▶ Description of the task
Scan the data. Collect each line that contains the word "agregado".

▶ Record extracts
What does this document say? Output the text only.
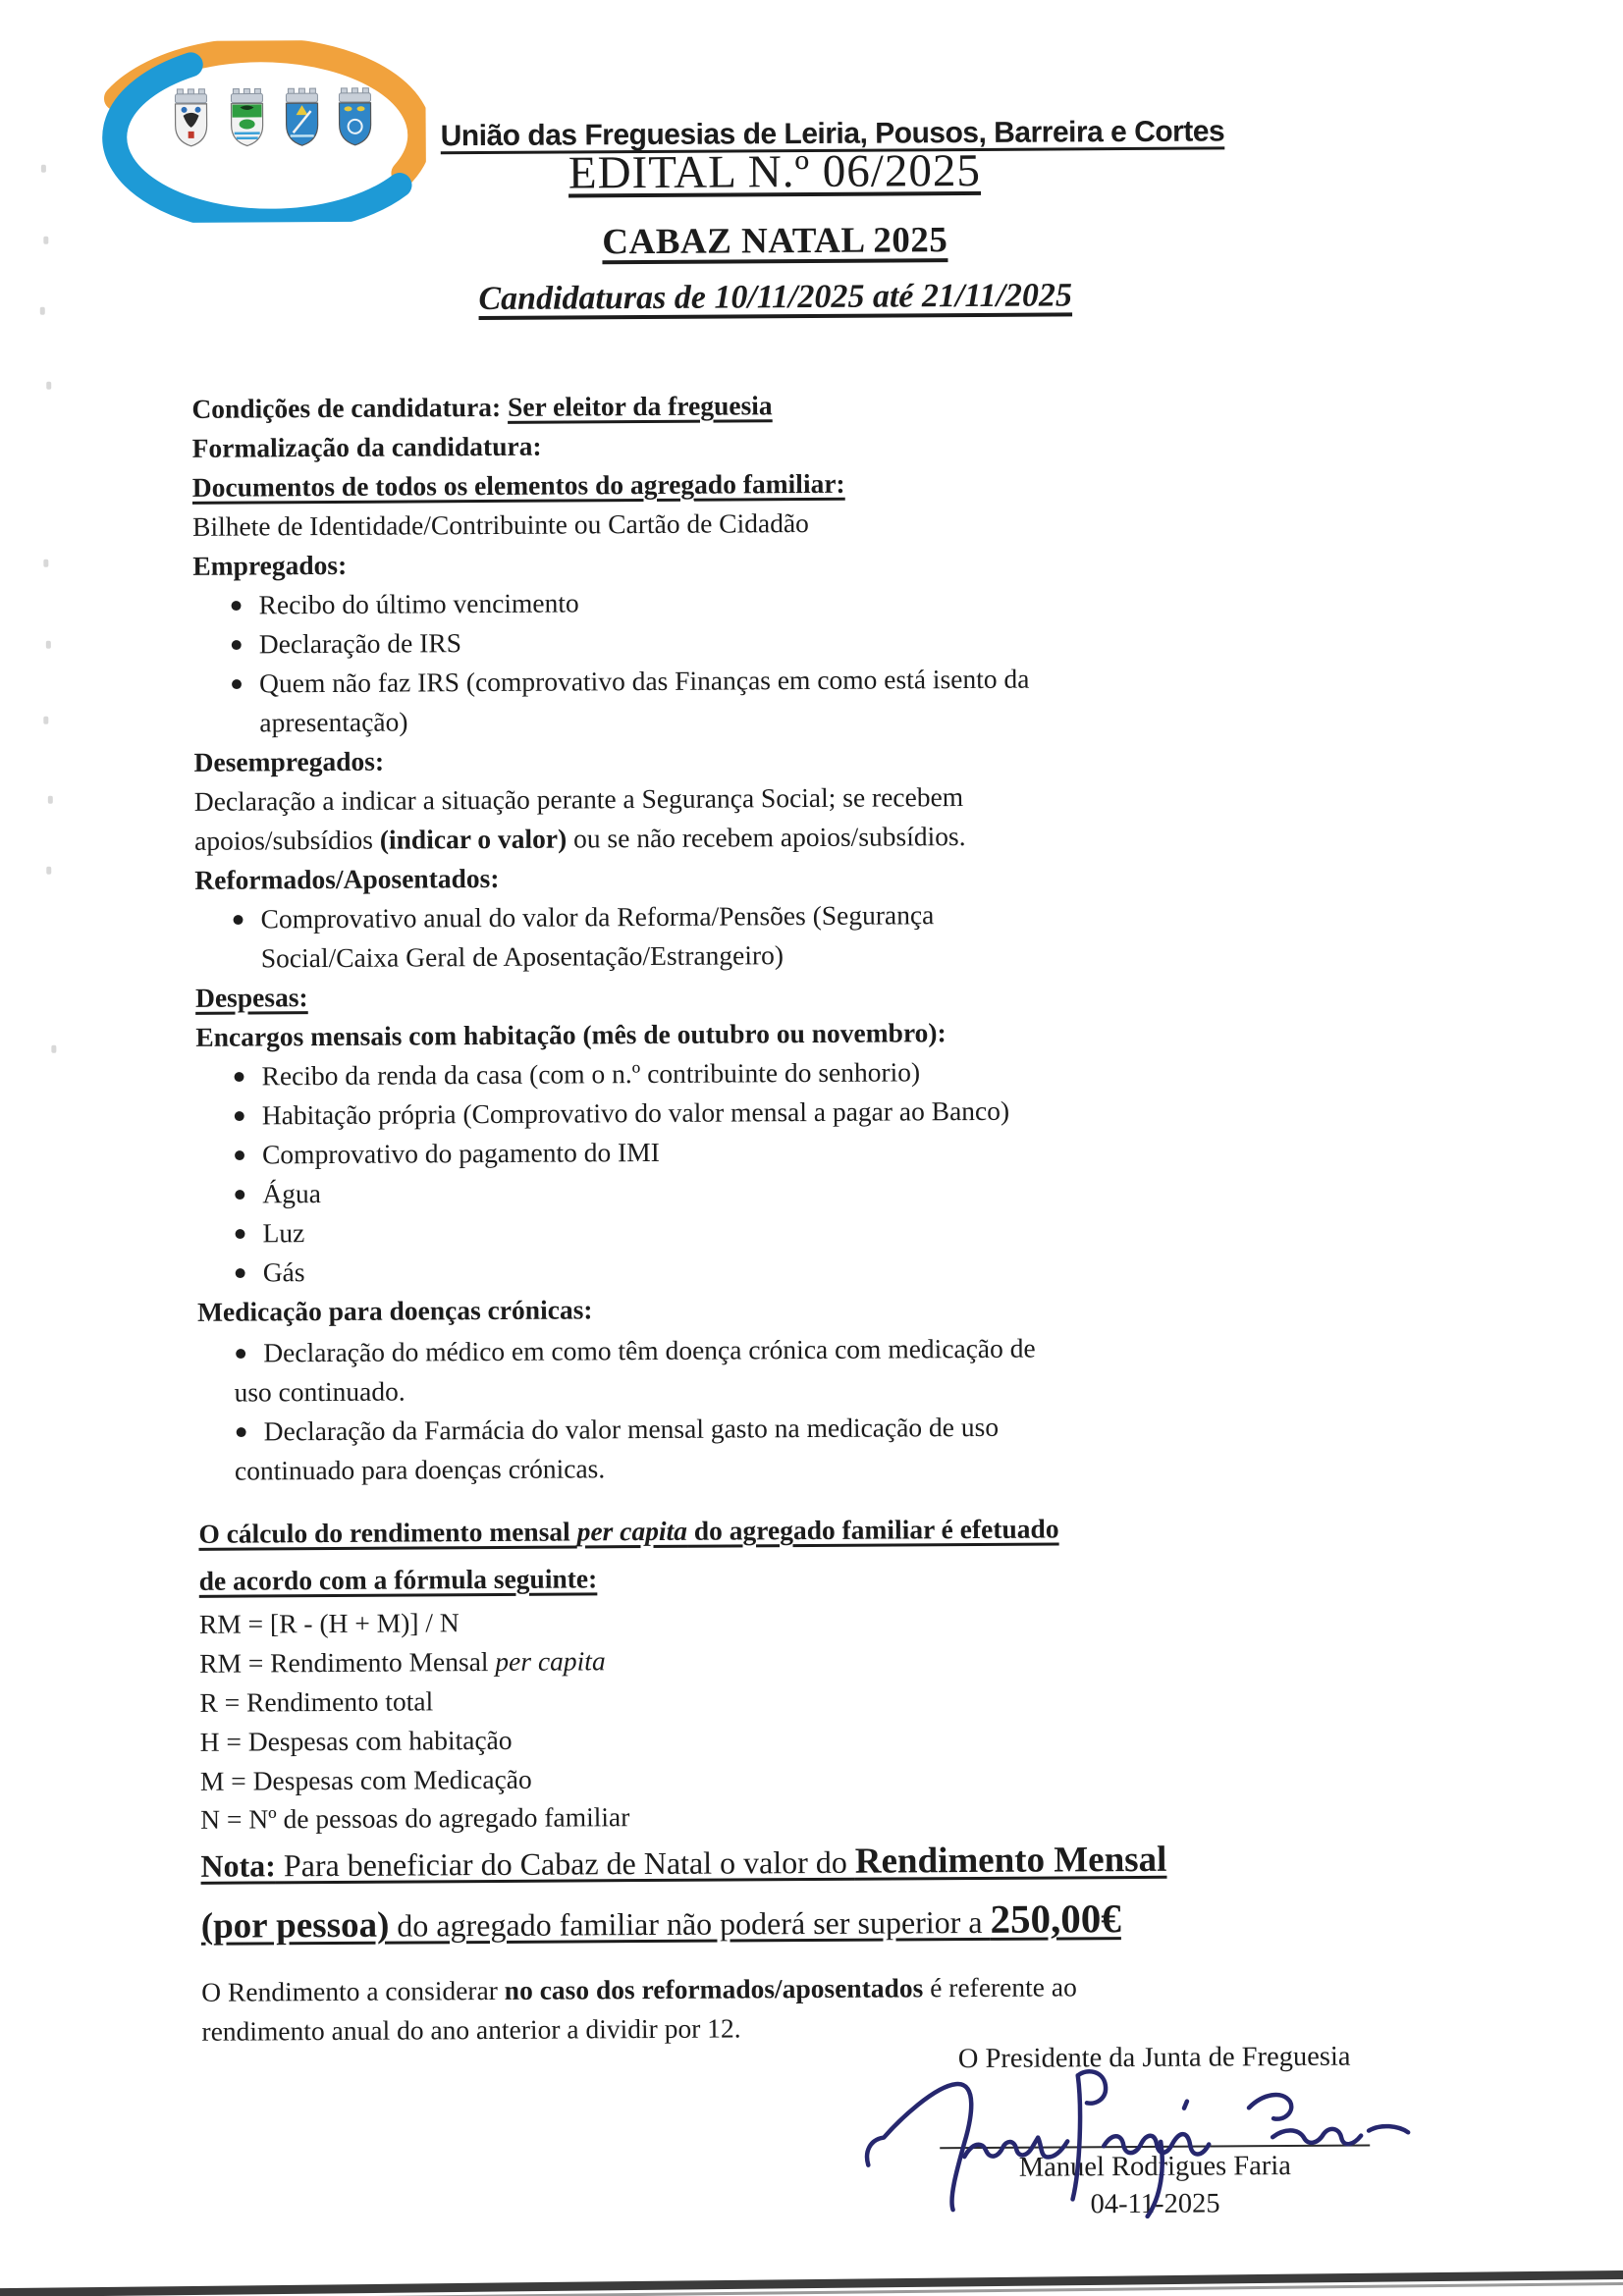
União das Freguesias de Leiria, Pousos, Barreira e Cortes
EDITAL N.º 06/2025
CABAZ NATAL 2025
Candidaturas de 10/11/2025 até 21/11/2025
Condições de candidatura: Ser eleitor da freguesia
Formalização da candidatura:
Documentos de todos os elementos do agregado familiar:
Bilhete de Identidade/Contribuinte ou Cartão de Cidadão
Empregados:
● Recibo do último vencimento
● Declaração de IRS
● Quem não faz IRS (comprovativo das Finanças em como está isento da
apresentação)
Desempregados:
Declaração a indicar a situação perante a Segurança Social; se recebem
apoios/subsídios (indicar o valor) ou se não recebem apoios/subsídios.
Reformados/Aposentados:
● Comprovativo anual do valor da Reforma/Pensões (Segurança
Social/Caixa Geral de Aposentação/Estrangeiro)
Despesas:
Encargos mensais com habitação (mês de outubro ou novembro):
● Recibo da renda da casa (com o n.º contribuinte do senhorio)
● Habitação própria (Comprovativo do valor mensal a pagar ao Banco)
● Comprovativo do pagamento do IMI
● Água
● Luz
● Gás
Medicação para doenças crónicas:
● Declaração do médico em como têm doença crónica com medicação de
uso continuado.
● Declaração da Farmácia do valor mensal gasto na medicação de uso
continuado para doenças crónicas.
O cálculo do rendimento mensal per capita do agregado familiar é efetuado
de acordo com a fórmula seguinte:
RM = [R - (H + M)] / N
RM = Rendimento Mensal per capita
R = Rendimento total
H = Despesas com habitação
M = Despesas com Medicação
N = Nº de pessoas do agregado familiar
Nota: Para beneficiar do Cabaz de Natal o valor do Rendimento Mensal
(por pessoa) do agregado familiar não poderá ser superior a 250,00€
O Rendimento a considerar no caso dos reformados/aposentados é referente ao
rendimento anual do ano anterior a dividir por 12.
O Presidente da Junta de Freguesia
Manuel Rodrigues Faria
04-11-2025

▶ The solution
Documentos de todos os elementos do agregado familiar:
O cálculo do rendimento mensal per capita do agregado familiar é efetuado
N = Nº de pessoas do agregado familiar
(por pessoa) do agregado familiar não poderá ser superior a 250,00€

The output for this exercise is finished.